- [Dataset records]
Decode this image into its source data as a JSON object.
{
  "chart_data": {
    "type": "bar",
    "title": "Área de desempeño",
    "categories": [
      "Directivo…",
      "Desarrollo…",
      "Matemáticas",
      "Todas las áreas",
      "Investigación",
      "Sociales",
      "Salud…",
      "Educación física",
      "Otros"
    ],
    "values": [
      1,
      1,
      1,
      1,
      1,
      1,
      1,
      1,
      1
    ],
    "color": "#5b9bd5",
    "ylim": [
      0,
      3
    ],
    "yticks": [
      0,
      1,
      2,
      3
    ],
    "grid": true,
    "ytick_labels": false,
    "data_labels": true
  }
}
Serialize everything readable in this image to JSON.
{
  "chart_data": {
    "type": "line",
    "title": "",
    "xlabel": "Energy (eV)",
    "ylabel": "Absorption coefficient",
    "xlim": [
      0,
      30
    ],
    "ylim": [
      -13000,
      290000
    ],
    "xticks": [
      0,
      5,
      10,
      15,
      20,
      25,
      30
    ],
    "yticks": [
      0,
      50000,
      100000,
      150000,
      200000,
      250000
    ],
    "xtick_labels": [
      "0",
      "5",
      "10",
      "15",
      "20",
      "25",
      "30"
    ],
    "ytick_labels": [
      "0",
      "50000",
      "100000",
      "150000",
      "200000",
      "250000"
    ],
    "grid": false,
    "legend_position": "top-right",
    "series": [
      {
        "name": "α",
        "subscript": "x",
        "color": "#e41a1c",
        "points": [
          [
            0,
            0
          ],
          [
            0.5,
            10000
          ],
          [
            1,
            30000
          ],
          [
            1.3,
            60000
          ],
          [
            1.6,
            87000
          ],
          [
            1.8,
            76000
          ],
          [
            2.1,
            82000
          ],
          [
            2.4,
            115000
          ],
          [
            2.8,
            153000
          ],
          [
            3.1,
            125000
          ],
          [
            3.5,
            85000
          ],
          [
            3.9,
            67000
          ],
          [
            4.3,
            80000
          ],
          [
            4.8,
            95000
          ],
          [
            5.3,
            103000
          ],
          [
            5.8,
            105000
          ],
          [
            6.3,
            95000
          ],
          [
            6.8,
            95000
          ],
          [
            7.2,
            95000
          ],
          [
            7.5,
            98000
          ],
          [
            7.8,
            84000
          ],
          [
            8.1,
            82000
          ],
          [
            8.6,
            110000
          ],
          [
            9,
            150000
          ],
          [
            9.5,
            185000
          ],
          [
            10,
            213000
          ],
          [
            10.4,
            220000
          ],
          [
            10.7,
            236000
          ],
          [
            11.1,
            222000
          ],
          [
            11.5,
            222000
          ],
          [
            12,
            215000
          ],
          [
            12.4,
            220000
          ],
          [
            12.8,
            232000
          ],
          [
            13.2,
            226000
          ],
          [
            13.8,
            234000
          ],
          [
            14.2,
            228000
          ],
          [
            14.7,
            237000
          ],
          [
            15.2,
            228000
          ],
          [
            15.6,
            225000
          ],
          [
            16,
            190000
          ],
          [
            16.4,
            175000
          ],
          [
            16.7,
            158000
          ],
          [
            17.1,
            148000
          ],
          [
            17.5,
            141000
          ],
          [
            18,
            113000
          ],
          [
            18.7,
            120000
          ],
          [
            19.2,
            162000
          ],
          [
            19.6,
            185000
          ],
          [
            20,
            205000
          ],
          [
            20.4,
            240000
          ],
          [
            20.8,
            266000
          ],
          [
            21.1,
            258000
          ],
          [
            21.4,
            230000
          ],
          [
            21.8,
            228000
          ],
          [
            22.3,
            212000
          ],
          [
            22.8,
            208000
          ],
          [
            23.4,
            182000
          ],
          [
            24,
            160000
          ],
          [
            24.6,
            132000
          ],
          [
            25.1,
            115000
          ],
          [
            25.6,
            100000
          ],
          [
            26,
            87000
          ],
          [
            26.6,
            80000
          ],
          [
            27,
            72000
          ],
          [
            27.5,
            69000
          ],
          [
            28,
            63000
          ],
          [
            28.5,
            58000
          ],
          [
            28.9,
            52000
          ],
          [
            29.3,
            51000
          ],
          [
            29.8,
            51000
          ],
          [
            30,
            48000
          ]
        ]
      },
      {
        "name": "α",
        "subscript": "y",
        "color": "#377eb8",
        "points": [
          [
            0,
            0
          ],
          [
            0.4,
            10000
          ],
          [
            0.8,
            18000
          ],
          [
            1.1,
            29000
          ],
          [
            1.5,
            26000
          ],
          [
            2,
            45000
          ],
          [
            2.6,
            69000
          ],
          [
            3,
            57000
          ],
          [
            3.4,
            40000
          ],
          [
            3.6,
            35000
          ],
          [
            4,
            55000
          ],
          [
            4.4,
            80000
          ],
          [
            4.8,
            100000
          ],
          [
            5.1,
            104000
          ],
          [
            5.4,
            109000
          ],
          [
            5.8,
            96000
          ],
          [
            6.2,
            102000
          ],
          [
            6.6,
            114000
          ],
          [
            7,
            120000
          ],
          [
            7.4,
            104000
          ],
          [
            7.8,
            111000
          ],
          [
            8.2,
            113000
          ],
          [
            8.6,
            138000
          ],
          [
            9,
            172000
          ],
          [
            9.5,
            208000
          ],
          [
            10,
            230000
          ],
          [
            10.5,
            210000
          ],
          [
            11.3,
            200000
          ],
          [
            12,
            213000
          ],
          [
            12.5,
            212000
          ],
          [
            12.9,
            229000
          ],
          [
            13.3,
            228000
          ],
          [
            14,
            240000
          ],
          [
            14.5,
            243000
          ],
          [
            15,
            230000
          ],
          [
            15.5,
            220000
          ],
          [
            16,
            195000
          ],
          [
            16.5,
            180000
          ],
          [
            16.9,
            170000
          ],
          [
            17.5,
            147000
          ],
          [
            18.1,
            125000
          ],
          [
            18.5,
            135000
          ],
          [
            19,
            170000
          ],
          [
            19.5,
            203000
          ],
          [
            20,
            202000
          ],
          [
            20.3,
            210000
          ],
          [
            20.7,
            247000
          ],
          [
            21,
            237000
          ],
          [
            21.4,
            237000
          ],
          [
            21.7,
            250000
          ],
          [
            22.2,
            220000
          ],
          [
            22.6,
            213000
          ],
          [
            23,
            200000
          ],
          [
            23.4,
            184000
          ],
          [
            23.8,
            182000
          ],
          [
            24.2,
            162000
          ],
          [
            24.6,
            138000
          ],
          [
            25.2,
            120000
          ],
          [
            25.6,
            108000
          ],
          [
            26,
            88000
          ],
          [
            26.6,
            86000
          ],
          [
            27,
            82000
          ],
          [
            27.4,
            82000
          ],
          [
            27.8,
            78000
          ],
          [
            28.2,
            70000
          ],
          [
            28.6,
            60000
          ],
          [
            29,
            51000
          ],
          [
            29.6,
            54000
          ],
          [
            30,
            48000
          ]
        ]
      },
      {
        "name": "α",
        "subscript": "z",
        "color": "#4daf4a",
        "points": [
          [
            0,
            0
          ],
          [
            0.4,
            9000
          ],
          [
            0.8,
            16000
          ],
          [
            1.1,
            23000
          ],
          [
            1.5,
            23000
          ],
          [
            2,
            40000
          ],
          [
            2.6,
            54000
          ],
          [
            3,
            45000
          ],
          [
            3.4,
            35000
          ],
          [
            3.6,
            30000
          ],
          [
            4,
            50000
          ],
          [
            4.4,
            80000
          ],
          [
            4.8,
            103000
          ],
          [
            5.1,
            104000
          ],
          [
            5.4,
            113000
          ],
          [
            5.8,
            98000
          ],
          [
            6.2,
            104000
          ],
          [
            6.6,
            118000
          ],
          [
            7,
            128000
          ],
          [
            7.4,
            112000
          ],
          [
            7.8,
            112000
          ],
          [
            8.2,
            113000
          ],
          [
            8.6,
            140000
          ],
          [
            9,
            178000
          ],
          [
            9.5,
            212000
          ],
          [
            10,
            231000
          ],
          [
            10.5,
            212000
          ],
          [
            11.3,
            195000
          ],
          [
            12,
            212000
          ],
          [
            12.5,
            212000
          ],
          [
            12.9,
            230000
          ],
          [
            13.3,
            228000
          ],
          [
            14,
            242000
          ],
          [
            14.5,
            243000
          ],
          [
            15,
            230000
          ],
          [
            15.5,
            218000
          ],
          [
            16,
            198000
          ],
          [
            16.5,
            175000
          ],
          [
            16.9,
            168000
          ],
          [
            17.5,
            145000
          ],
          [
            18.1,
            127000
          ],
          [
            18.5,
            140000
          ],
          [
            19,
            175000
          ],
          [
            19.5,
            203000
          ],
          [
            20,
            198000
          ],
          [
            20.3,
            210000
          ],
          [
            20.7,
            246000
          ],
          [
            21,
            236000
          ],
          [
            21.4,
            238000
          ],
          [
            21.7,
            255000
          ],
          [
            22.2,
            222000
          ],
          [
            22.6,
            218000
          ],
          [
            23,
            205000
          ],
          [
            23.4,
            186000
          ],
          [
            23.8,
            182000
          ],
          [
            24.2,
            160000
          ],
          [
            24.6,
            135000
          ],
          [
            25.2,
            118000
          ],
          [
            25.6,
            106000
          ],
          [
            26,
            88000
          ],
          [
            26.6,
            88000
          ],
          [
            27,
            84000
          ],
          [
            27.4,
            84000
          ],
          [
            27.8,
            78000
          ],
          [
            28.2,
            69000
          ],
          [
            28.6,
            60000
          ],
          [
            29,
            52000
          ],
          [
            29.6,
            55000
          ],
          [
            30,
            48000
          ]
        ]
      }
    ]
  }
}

- [Task to carry out] Where a line holds "JSON", copy it out.

- [Result of the task]
Decode this image into its source data as a JSON object.
Serialize everything readable in this image to JSON.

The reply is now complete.